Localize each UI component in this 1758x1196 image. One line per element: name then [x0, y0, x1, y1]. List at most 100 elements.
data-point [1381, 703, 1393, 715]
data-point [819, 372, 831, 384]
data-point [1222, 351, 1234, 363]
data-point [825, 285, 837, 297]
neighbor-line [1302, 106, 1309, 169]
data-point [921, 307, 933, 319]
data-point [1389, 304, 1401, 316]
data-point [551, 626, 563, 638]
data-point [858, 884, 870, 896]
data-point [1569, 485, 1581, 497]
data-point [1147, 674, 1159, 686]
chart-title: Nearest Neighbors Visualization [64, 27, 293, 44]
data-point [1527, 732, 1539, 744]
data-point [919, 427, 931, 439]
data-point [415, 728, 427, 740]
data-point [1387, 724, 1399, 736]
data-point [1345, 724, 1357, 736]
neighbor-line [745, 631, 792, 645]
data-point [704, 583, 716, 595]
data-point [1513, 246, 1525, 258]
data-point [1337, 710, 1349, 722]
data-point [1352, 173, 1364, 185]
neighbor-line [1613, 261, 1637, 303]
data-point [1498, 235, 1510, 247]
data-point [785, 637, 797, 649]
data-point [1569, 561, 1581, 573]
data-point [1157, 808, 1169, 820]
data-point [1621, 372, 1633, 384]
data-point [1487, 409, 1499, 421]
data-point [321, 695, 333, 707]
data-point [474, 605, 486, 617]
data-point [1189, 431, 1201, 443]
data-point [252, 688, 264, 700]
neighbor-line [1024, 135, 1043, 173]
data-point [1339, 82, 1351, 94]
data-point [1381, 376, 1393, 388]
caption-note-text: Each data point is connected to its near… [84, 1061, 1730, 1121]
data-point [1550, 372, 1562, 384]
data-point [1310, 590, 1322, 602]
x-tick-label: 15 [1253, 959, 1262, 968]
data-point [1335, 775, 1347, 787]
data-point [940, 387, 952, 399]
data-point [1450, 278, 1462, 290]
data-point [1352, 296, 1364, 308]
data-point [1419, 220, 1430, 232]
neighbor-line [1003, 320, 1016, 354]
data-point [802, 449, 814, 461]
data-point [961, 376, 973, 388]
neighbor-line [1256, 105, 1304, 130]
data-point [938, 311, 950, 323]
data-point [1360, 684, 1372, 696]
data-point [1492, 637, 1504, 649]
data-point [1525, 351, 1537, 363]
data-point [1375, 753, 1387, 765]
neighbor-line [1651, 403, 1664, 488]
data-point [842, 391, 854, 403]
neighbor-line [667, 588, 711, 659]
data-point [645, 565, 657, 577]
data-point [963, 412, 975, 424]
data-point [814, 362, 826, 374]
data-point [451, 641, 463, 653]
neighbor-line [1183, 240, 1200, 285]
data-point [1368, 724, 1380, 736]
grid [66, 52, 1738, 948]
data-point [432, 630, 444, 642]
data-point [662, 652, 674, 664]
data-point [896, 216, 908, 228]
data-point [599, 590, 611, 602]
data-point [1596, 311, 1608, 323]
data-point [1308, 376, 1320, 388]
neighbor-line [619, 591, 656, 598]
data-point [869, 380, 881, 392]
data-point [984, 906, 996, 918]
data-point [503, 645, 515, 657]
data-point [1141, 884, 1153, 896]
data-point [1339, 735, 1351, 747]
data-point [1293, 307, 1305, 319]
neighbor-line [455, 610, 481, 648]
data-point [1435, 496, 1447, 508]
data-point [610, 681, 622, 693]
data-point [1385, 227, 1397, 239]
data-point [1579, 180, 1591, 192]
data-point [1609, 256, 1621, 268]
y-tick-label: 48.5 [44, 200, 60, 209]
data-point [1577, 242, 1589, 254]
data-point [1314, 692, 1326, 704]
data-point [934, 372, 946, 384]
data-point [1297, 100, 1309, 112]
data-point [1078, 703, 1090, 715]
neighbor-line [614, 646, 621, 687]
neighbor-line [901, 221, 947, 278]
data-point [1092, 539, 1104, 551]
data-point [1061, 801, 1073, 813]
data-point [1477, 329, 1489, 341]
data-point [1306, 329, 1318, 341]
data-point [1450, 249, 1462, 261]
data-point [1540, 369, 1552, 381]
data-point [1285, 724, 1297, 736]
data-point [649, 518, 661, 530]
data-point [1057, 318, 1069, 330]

***

Your task:
Rewrite all the lines above as a Markdown table with the columns "Number" and "Line," numbering each line in order and leaving out any blank lines.

Exercise output:
| Number | Line |
|---|---|
| 1 | Localize each UI component in this 1758x1196 image. One line per element: name then [x0, y0, x1, y1]. List at most 100 elements. |
| 2 | data-point [1381, 703, 1393, 715] |
| 3 | data-point [819, 372, 831, 384] |
| 4 | data-point [1222, 351, 1234, 363] |
| 5 | data-point [825, 285, 837, 297] |
| 6 | neighbor-line [1302, 106, 1309, 169] |
| 7 | data-point [921, 307, 933, 319] |
| 8 | data-point [1389, 304, 1401, 316] |
| 9 | data-point [551, 626, 563, 638] |
| 10 | data-point [858, 884, 870, 896] |
| 11 | data-point [1569, 485, 1581, 497] |
| 12 | data-point [1147, 674, 1159, 686] |
| 13 | chart-title: Nearest Neighbors Visualization [64, 27, 293, 44] |
| 14 | data-point [1527, 732, 1539, 744] |
| 15 | data-point [919, 427, 931, 439] |
| 16 | data-point [415, 728, 427, 740] |
| 17 | data-point [1387, 724, 1399, 736] |
| 18 | data-point [1345, 724, 1357, 736] |
| 19 | neighbor-line [745, 631, 792, 645] |
| 20 | data-point [704, 583, 716, 595] |
| 21 | data-point [1513, 246, 1525, 258] |
| 22 | data-point [1337, 710, 1349, 722] |
| 23 | data-point [1352, 173, 1364, 185] |
| 24 | neighbor-line [1613, 261, 1637, 303] |
| 25 | data-point [1498, 235, 1510, 247] |
| 26 | data-point [785, 637, 797, 649] |
| 27 | data-point [1569, 561, 1581, 573] |
| 28 | data-point [1157, 808, 1169, 820] |
| 29 | data-point [1621, 372, 1633, 384] |
| 30 | data-point [1487, 409, 1499, 421] |
| 31 | data-point [321, 695, 333, 707] |
| 32 | data-point [474, 605, 486, 617] |
| 33 | data-point [1189, 431, 1201, 443] |
| 34 | data-point [252, 688, 264, 700] |
| 35 | neighbor-line [1024, 135, 1043, 173] |
| 36 | data-point [1339, 82, 1351, 94] |
| 37 | data-point [1381, 376, 1393, 388] |
| 38 | caption-note-text: Each data point is connected to its near… [84, 1061, 1730, 1121] |
| 39 | data-point [1550, 372, 1562, 384] |
| 40 | data-point [1310, 590, 1322, 602] |
| 41 | x-tick-label: 15 [1253, 959, 1262, 968] |
| 42 | data-point [1335, 775, 1347, 787] |
| 43 | data-point [940, 387, 952, 399] |
| 44 | data-point [1450, 278, 1462, 290] |
| 45 | data-point [1352, 296, 1364, 308] |
| 46 | data-point [1419, 220, 1430, 232] |
| 47 | neighbor-line [1003, 320, 1016, 354] |
| 48 | data-point [802, 449, 814, 461] |
| 49 | data-point [961, 376, 973, 388] |
| 50 | neighbor-line [1256, 105, 1304, 130] |
| 51 | data-point [938, 311, 950, 323] |
| 52 | data-point [1360, 684, 1372, 696] |
| 53 | data-point [1492, 637, 1504, 649] |
| 54 | data-point [1525, 351, 1537, 363] |
| 55 | data-point [1375, 753, 1387, 765] |
| 56 | neighbor-line [1651, 403, 1664, 488] |
| 57 | data-point [842, 391, 854, 403] |
| 58 | neighbor-line [667, 588, 711, 659] |
| 59 | data-point [645, 565, 657, 577] |
| 60 | data-point [963, 412, 975, 424] |
| 61 | data-point [814, 362, 826, 374] |
| 62 | data-point [451, 641, 463, 653] |
| 63 | neighbor-line [1183, 240, 1200, 285] |
| 64 | data-point [1368, 724, 1380, 736] |
| 65 | grid [66, 52, 1738, 948] |
| 66 | data-point [432, 630, 444, 642] |
| 67 | data-point [662, 652, 674, 664] |
| 68 | data-point [896, 216, 908, 228] |
| 69 | data-point [599, 590, 611, 602] |
| 70 | data-point [1596, 311, 1608, 323] |
| 71 | data-point [1308, 376, 1320, 388] |
| 72 | neighbor-line [619, 591, 656, 598] |
| 73 | data-point [869, 380, 881, 392] |
| 74 | data-point [984, 906, 996, 918] |
| 75 | data-point [503, 645, 515, 657] |
| 76 | data-point [1141, 884, 1153, 896] |
| 77 | data-point [1339, 735, 1351, 747] |
| 78 | data-point [1293, 307, 1305, 319] |
| 79 | neighbor-line [455, 610, 481, 648] |
| 80 | data-point [1435, 496, 1447, 508] |
| 81 | data-point [610, 681, 622, 693] |
| 82 | data-point [1385, 227, 1397, 239] |
| 83 | data-point [1579, 180, 1591, 192] |
| 84 | data-point [1609, 256, 1621, 268] |
| 85 | y-tick-label: 48.5 [44, 200, 60, 209] |
| 86 | data-point [1577, 242, 1589, 254] |
| 87 | data-point [1314, 692, 1326, 704] |
| 88 | data-point [934, 372, 946, 384] |
| 89 | data-point [1297, 100, 1309, 112] |
| 90 | data-point [1078, 703, 1090, 715] |
| 91 | neighbor-line [614, 646, 621, 687] |
| 92 | neighbor-line [901, 221, 947, 278] |
| 93 | data-point [1092, 539, 1104, 551] |
| 94 | data-point [1061, 801, 1073, 813] |
| 95 | data-point [1477, 329, 1489, 341] |
| 96 | data-point [1306, 329, 1318, 341] |
| 97 | data-point [1450, 249, 1462, 261] |
| 98 | data-point [1540, 369, 1552, 381] |
| 99 | data-point [1285, 724, 1297, 736] |
| 100 | data-point [649, 518, 661, 530] |
| 101 | data-point [1057, 318, 1069, 330] |